───── DATA SECTION ─────
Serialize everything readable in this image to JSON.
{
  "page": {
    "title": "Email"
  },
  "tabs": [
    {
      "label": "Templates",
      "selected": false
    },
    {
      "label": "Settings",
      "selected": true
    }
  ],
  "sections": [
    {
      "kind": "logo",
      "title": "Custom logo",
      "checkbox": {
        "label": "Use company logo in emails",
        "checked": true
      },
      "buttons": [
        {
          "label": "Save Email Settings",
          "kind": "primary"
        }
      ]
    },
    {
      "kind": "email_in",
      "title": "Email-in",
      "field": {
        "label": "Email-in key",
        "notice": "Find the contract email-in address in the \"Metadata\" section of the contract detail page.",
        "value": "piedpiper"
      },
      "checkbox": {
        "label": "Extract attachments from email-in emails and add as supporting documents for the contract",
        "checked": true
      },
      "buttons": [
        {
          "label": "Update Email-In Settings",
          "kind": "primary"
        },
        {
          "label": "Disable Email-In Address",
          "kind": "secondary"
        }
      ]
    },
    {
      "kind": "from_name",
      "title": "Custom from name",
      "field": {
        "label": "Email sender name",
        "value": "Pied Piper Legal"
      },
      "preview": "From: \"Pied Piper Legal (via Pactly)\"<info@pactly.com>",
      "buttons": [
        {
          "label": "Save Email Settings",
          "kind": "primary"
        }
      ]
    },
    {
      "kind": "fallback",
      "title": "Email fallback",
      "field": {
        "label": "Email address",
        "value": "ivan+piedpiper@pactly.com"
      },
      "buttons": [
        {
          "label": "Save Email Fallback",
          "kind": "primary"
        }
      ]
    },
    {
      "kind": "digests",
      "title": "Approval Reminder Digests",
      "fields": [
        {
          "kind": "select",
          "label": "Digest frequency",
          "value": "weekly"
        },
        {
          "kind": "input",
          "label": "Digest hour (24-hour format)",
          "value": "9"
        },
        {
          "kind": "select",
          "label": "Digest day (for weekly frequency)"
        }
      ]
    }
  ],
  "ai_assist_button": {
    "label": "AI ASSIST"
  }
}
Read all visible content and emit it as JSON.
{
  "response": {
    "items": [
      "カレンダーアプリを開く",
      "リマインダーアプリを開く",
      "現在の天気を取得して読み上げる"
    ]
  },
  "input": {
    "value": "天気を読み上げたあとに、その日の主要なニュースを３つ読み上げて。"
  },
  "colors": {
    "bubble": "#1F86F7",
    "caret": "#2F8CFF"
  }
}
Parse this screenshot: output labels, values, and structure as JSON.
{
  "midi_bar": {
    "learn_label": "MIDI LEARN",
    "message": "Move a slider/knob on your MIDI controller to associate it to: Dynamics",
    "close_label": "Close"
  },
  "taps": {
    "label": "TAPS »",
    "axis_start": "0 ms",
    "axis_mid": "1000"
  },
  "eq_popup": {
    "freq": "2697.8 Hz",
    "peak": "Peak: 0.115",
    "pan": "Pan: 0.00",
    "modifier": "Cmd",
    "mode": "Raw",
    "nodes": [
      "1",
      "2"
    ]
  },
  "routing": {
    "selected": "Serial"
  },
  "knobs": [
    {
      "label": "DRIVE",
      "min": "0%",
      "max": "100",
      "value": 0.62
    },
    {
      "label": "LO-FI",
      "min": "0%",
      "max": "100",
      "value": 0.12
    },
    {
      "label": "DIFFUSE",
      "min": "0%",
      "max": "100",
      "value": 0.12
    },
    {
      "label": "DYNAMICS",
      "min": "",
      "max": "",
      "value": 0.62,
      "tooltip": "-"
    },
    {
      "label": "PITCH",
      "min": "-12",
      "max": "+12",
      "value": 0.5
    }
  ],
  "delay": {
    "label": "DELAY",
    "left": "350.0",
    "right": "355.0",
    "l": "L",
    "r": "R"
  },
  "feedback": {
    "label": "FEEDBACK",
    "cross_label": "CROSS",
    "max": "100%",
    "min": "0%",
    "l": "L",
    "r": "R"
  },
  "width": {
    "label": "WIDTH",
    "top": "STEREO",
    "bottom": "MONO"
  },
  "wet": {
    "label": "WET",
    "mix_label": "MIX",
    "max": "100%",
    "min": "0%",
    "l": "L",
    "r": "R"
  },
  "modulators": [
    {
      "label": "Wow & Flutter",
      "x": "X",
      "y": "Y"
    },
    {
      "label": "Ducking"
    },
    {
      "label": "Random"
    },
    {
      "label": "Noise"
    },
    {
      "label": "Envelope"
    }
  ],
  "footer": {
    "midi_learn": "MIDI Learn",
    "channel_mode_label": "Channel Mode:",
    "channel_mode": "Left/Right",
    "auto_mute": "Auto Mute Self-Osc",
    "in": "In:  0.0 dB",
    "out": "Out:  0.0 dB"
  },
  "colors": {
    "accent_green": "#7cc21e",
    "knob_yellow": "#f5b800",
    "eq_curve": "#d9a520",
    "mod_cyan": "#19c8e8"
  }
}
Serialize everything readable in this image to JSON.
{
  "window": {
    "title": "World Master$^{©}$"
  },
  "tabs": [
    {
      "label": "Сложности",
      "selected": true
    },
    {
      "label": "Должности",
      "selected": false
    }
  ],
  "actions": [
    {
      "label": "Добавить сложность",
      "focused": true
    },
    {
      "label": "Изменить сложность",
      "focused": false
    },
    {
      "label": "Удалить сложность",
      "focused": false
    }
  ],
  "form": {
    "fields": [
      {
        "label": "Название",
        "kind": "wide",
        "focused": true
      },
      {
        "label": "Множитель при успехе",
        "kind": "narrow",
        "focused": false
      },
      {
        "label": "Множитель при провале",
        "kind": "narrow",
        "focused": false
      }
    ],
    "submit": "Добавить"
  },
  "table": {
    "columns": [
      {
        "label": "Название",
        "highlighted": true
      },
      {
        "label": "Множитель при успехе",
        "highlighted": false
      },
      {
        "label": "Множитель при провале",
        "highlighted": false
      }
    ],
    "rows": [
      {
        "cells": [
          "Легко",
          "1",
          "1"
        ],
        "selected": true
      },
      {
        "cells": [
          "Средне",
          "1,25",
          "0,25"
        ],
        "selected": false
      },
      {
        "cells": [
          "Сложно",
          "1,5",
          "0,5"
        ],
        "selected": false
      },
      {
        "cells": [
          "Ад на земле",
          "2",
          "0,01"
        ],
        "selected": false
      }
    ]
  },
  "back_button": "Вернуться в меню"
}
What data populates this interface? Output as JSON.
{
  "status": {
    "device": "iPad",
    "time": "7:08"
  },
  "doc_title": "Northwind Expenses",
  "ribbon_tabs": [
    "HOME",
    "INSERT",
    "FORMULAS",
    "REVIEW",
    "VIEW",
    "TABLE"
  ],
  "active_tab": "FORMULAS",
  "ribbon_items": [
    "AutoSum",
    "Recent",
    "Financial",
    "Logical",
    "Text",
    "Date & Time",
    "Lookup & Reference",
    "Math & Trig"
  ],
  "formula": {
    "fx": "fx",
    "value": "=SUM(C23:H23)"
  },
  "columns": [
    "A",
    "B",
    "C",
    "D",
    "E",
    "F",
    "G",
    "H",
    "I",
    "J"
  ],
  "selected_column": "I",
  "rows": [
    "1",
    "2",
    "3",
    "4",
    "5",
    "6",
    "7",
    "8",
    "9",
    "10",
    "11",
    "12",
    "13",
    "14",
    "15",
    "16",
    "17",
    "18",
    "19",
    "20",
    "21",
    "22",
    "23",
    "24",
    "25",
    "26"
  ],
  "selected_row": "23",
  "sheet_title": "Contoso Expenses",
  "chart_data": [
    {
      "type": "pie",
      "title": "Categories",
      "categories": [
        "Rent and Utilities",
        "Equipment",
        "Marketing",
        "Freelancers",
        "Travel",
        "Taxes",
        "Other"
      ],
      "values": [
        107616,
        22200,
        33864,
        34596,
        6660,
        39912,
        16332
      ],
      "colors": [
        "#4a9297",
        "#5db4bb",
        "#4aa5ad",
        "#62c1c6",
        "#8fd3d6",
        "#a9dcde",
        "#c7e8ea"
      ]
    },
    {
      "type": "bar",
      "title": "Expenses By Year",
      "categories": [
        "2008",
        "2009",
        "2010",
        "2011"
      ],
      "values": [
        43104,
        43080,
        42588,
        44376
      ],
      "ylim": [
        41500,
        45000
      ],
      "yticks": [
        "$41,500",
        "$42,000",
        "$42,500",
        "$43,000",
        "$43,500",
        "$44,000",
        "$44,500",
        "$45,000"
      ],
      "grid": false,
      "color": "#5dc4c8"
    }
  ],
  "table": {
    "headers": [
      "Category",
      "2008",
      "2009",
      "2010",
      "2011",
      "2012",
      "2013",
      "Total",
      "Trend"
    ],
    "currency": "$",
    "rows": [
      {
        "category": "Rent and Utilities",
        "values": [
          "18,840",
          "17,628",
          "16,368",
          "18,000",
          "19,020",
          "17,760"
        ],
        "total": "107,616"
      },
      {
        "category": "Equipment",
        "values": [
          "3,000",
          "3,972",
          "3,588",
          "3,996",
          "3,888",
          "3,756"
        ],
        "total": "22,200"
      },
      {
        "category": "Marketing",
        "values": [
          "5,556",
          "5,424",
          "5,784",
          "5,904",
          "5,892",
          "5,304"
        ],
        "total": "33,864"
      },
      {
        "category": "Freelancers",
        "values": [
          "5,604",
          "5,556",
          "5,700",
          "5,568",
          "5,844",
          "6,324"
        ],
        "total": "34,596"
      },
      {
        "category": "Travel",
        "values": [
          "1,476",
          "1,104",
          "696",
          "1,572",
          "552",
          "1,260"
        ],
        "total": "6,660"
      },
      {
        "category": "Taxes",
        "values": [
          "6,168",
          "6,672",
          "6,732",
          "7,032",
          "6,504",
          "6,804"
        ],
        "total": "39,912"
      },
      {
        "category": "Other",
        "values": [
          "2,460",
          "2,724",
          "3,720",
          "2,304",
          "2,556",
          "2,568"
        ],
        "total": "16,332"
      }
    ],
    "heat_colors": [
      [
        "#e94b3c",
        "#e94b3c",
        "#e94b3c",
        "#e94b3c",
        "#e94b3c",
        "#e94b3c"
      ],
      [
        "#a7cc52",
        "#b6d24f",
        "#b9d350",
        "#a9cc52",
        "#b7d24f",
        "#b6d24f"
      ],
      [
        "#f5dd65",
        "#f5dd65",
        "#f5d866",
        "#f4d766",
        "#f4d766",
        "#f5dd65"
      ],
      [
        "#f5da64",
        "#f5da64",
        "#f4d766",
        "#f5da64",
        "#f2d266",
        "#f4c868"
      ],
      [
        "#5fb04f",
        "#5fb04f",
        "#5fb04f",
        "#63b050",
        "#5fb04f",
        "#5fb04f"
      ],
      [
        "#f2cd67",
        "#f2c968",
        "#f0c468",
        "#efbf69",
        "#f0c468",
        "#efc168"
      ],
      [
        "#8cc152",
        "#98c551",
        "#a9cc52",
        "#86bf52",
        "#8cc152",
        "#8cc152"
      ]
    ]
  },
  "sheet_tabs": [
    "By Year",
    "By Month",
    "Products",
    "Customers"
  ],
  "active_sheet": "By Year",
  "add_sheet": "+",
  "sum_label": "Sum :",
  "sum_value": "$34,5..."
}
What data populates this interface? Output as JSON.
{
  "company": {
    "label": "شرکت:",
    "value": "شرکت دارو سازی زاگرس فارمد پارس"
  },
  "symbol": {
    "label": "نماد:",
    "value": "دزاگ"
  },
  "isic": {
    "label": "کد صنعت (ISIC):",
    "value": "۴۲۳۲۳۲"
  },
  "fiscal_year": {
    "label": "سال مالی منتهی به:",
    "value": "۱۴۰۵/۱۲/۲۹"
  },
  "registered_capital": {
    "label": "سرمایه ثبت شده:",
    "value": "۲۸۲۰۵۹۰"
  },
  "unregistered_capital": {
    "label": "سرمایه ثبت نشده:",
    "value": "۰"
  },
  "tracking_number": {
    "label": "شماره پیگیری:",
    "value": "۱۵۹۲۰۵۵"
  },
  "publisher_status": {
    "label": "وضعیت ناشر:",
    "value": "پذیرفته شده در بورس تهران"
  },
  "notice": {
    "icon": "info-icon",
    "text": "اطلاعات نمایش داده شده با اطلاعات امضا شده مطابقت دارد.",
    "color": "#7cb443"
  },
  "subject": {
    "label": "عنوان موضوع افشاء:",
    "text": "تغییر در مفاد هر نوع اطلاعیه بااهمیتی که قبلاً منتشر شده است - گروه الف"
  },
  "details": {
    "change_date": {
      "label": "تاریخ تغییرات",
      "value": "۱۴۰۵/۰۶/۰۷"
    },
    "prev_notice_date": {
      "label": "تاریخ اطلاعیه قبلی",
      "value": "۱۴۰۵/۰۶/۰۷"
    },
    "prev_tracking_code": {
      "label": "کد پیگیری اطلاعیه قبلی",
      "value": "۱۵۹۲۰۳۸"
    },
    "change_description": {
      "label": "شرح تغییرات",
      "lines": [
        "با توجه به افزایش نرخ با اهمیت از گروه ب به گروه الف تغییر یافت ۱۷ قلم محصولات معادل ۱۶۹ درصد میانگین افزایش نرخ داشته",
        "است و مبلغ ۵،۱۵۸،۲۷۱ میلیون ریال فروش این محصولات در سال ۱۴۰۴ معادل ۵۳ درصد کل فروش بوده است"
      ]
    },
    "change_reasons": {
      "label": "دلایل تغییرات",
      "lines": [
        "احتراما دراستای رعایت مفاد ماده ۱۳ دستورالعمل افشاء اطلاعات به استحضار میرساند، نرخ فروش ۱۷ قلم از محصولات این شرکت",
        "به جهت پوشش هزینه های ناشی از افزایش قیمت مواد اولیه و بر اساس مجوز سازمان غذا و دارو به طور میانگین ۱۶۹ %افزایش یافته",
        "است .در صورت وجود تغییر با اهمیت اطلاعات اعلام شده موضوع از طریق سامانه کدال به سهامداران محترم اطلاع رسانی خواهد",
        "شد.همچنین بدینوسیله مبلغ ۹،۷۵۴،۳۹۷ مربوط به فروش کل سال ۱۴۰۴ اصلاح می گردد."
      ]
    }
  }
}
─────
STATED PROBLEM >>
For the data above, state only how many lines include the word "contract".

FULL OUTPUT >>
2